:: To be done ::
Copy the records word for word from the first line through the line containing "ip-group: 自动获得 IP", both ends included.

:: Data shown ::
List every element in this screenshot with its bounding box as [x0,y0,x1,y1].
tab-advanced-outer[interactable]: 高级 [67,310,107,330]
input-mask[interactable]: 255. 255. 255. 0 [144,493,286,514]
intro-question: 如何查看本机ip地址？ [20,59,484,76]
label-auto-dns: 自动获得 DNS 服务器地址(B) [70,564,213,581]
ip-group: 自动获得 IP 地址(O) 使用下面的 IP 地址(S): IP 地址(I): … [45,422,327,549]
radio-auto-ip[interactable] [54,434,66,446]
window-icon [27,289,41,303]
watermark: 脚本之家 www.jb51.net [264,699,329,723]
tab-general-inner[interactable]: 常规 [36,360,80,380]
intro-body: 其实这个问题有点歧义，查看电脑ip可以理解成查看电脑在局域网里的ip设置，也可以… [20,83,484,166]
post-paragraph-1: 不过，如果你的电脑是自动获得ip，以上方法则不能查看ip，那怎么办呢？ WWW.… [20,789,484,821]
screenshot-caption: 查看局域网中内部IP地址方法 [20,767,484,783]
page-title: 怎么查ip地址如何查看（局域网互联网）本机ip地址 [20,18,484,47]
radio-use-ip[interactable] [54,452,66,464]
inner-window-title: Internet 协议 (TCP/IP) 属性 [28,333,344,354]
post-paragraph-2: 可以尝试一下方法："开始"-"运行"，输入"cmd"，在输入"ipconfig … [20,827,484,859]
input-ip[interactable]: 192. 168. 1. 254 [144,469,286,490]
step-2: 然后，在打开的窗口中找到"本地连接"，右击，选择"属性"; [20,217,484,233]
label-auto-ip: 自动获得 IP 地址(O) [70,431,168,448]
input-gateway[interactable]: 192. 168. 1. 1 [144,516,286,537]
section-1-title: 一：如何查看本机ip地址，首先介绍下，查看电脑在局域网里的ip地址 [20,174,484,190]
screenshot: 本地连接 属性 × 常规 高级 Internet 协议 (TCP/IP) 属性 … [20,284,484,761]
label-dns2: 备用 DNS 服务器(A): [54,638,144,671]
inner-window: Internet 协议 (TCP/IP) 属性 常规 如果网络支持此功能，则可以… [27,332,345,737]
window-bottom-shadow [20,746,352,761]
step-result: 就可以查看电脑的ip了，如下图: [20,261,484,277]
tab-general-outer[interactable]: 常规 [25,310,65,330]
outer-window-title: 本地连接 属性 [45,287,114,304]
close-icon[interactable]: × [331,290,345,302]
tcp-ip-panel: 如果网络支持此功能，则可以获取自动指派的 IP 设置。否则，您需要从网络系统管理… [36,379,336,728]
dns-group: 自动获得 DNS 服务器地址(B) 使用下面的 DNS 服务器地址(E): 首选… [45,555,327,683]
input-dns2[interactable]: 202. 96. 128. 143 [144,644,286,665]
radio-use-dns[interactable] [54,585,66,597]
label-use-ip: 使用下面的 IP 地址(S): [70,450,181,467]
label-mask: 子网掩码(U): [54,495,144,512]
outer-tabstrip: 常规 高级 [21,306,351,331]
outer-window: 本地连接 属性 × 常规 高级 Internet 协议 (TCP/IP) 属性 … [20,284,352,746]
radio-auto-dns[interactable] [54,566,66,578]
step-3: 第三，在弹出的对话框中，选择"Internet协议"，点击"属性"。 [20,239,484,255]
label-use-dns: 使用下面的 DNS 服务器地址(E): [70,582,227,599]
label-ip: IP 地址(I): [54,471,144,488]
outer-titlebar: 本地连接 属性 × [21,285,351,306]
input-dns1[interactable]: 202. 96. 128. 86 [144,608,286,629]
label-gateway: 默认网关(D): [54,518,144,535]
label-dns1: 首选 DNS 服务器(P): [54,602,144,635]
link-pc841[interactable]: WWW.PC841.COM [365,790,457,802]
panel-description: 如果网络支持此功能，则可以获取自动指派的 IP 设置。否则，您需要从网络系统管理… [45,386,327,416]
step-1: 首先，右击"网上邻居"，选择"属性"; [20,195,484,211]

:: The output ::
List every element in this screenshot with its bounding box as [x0,y0,x1,y1].
tab-advanced-outer[interactable]: 高级 [67,310,107,330]
input-mask[interactable]: 255. 255. 255. 0 [144,493,286,514]
intro-question: 如何查看本机ip地址？ [20,59,484,76]
label-auto-dns: 自动获得 DNS 服务器地址(B) [70,564,213,581]
ip-group: 自动获得 IP 地址(O) 使用下面的 IP 地址(S): IP 地址(I): … [45,422,327,549]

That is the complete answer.